EXERCISE DIRECTIONS –
Scan the material and copy every line in which "this" appears.
= = = = = = =
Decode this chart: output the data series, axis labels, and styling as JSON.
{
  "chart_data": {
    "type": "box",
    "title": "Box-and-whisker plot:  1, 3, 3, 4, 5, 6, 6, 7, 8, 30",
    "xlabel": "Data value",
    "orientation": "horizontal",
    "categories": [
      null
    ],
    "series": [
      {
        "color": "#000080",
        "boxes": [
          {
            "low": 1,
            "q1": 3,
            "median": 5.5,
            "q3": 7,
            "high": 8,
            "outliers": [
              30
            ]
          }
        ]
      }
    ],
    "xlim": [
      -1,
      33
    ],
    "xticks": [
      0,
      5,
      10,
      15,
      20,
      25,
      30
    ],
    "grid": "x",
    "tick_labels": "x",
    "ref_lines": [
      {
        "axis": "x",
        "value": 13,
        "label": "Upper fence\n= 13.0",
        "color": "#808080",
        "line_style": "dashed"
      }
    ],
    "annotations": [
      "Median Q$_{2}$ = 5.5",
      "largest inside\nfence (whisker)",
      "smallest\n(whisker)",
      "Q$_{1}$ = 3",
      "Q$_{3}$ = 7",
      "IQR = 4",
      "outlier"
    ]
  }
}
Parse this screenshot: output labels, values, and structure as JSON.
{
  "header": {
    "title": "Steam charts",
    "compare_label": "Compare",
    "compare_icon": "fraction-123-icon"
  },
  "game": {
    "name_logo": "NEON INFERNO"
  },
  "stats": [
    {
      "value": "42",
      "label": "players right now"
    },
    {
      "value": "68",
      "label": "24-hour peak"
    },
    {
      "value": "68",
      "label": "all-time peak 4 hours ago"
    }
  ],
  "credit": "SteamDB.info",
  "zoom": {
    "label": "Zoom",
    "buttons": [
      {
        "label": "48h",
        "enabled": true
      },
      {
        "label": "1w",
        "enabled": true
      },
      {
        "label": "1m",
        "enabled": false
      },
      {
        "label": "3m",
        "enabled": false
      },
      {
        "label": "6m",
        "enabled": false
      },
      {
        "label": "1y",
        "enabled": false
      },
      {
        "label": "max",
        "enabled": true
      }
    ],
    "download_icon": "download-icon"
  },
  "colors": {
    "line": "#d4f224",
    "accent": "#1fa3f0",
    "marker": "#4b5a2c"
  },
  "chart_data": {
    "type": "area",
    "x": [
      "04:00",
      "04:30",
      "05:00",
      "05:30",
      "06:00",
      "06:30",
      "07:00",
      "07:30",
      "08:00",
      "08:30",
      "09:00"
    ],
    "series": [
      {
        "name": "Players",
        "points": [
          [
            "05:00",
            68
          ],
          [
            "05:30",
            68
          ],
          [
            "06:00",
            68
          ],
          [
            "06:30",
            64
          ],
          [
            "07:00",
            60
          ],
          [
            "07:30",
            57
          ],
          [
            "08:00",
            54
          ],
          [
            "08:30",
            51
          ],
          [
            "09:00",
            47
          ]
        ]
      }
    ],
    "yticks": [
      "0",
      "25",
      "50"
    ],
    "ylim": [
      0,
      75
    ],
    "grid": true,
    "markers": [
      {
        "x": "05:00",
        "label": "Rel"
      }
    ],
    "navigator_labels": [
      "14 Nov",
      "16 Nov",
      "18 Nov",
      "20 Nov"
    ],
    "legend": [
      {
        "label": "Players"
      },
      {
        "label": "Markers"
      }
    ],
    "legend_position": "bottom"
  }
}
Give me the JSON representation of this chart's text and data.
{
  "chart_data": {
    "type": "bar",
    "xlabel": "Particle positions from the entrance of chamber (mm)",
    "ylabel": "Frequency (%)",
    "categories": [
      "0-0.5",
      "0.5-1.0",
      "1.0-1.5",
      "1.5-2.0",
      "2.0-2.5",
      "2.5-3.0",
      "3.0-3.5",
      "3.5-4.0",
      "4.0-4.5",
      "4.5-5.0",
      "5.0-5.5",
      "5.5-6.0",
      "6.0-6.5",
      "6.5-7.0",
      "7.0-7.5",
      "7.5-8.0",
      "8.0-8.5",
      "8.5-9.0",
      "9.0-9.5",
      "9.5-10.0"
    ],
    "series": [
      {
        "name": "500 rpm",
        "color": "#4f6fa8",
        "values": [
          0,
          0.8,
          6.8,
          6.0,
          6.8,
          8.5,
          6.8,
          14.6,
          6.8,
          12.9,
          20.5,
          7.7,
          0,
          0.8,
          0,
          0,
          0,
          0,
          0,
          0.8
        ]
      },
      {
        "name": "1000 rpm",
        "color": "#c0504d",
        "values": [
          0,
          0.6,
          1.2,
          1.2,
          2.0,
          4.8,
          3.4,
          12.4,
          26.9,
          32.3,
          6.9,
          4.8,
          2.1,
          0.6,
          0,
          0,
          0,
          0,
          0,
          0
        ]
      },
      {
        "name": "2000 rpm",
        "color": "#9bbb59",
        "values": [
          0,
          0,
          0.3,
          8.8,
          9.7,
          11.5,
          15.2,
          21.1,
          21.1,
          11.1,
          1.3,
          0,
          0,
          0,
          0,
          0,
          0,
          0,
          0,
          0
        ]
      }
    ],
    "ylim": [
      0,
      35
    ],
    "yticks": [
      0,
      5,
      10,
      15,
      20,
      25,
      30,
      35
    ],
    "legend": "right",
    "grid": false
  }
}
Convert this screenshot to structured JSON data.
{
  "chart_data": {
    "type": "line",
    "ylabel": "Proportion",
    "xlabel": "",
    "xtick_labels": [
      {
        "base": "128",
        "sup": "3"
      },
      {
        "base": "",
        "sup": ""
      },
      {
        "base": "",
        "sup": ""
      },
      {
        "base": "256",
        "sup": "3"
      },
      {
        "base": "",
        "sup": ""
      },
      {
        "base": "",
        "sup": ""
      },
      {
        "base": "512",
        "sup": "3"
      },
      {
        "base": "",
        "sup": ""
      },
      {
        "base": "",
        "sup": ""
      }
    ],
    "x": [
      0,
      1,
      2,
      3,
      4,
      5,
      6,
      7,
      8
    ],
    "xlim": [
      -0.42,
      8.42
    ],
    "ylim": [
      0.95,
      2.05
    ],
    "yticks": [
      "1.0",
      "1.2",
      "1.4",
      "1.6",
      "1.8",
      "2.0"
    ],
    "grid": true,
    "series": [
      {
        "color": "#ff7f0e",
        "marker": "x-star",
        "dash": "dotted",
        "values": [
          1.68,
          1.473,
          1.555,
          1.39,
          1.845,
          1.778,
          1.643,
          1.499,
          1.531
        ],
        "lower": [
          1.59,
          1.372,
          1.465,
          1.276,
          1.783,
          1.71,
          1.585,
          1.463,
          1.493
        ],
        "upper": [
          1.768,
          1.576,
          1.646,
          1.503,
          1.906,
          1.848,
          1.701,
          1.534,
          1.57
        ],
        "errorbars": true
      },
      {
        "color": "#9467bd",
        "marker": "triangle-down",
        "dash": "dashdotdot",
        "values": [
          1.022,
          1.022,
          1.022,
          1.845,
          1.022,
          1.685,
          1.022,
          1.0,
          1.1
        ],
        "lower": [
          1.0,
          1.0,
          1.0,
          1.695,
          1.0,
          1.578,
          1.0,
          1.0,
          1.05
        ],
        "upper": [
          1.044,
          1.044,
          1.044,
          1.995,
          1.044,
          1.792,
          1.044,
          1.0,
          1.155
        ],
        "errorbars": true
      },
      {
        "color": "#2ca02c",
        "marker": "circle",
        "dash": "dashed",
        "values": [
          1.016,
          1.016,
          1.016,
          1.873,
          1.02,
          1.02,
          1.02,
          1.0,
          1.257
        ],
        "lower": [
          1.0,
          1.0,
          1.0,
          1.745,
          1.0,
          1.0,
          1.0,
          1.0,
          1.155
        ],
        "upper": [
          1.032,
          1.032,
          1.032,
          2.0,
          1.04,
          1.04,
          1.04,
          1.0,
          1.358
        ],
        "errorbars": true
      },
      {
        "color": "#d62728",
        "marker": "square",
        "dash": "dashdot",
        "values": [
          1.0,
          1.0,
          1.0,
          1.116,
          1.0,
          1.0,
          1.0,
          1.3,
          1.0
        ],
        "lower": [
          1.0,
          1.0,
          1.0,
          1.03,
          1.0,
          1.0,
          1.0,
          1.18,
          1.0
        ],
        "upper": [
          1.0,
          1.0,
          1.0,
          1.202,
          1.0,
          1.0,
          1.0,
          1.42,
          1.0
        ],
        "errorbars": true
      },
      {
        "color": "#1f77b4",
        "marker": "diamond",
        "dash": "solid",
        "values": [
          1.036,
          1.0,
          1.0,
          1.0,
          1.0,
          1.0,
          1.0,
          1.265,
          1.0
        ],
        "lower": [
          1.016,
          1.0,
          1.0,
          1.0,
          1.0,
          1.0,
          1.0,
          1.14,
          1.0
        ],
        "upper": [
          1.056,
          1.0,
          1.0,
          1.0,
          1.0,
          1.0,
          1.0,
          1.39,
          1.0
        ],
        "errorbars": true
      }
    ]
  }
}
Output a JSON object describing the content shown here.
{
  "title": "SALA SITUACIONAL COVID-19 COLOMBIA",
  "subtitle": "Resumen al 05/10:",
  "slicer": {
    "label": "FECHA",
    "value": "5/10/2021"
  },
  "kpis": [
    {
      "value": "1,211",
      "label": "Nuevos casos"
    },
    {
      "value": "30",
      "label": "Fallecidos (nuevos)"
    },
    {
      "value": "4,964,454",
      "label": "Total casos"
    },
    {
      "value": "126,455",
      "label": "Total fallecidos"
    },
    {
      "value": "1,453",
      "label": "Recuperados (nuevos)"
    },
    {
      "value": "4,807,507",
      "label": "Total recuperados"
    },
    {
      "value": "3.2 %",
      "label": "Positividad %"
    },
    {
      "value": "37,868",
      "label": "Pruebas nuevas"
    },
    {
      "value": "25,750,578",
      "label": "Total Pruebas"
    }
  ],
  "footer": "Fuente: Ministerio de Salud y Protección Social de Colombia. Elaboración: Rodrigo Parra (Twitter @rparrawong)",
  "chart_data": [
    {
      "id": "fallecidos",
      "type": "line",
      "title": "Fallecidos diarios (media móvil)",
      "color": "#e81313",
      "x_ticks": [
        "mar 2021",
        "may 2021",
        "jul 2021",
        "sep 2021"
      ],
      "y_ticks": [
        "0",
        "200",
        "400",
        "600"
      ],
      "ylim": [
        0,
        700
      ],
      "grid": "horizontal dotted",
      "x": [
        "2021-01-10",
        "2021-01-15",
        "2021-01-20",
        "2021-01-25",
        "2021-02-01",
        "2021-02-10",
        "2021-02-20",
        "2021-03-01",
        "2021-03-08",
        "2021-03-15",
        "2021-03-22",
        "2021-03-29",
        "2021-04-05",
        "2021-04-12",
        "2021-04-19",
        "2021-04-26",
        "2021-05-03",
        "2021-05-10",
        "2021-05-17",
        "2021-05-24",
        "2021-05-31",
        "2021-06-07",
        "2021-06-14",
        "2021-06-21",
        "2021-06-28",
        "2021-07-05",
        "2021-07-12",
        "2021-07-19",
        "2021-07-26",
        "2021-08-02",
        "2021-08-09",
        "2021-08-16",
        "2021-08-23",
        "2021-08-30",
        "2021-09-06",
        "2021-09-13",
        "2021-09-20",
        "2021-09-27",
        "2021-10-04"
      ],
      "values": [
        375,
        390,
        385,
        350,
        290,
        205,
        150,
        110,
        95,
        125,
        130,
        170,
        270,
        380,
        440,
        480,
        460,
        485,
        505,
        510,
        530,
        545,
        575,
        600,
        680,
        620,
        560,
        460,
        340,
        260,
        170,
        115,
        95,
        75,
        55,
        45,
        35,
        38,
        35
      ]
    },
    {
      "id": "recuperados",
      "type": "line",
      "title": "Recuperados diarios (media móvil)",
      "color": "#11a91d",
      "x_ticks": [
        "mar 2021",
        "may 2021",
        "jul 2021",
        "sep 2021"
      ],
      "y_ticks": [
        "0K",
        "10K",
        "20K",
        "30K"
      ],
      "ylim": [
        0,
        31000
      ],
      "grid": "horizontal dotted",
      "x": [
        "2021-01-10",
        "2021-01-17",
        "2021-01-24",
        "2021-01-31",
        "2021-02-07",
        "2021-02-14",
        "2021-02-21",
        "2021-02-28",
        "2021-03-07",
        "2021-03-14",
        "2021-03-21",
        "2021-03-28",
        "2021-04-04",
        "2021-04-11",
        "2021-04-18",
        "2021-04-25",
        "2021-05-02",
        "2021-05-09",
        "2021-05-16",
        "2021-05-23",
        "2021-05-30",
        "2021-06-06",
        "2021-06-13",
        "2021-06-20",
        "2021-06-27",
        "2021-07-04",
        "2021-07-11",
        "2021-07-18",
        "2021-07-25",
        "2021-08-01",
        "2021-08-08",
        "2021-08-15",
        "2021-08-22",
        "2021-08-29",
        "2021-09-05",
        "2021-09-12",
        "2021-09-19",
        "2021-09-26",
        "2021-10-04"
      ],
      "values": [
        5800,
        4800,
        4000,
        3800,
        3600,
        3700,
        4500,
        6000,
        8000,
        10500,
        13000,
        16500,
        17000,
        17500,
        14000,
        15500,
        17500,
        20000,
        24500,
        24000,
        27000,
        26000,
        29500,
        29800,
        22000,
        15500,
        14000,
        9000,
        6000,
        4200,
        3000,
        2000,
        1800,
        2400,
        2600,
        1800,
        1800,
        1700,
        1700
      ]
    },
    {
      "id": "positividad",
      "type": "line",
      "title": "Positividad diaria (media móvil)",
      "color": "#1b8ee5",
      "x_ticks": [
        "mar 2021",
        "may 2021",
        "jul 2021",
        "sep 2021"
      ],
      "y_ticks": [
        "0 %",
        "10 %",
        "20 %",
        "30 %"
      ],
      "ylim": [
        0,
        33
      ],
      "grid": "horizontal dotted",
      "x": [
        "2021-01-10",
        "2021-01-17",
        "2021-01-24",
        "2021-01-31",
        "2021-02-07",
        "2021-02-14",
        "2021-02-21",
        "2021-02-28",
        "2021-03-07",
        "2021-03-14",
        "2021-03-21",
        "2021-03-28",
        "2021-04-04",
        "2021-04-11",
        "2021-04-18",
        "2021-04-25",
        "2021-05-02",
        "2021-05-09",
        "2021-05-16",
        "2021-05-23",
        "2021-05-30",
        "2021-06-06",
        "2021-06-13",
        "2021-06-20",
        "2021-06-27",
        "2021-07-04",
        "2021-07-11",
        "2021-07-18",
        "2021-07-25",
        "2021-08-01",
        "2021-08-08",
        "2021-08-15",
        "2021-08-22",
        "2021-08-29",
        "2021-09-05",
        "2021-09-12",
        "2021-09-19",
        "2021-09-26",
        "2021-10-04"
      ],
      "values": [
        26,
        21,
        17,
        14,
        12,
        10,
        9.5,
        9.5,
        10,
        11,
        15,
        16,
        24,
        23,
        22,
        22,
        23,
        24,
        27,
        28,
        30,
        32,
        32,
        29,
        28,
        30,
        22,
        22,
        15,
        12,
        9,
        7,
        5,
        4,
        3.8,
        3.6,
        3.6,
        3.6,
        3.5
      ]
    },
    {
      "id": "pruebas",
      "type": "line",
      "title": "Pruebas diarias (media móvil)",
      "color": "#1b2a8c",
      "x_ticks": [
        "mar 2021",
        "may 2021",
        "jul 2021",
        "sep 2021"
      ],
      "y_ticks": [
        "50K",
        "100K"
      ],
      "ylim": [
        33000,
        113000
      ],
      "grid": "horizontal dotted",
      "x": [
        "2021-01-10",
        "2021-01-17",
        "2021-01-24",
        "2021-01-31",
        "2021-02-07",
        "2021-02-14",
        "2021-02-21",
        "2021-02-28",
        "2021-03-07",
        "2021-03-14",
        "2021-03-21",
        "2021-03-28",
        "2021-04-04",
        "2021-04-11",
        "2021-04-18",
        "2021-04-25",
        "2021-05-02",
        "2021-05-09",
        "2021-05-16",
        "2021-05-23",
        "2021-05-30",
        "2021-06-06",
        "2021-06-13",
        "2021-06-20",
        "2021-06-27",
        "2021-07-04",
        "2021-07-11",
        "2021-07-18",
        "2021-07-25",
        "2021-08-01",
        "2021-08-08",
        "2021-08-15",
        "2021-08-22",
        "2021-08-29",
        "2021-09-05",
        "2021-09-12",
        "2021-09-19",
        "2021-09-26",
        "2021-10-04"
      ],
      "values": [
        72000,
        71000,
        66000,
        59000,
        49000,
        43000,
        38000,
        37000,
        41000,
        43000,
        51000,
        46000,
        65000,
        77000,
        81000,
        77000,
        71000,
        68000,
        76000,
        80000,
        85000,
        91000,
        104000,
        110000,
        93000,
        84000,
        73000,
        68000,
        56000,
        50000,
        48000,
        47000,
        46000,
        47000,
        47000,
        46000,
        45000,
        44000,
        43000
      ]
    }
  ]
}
= = = = = = =
RESPONSE TO THE EXERCISE –
Decode this chart: output the data series, axis labels, and styling as JSON.
Parse this screenshot: output labels, values, and structure as JSON.
Give me the JSON representation of this chart's text and data.
Convert this screenshot to structured JSON data.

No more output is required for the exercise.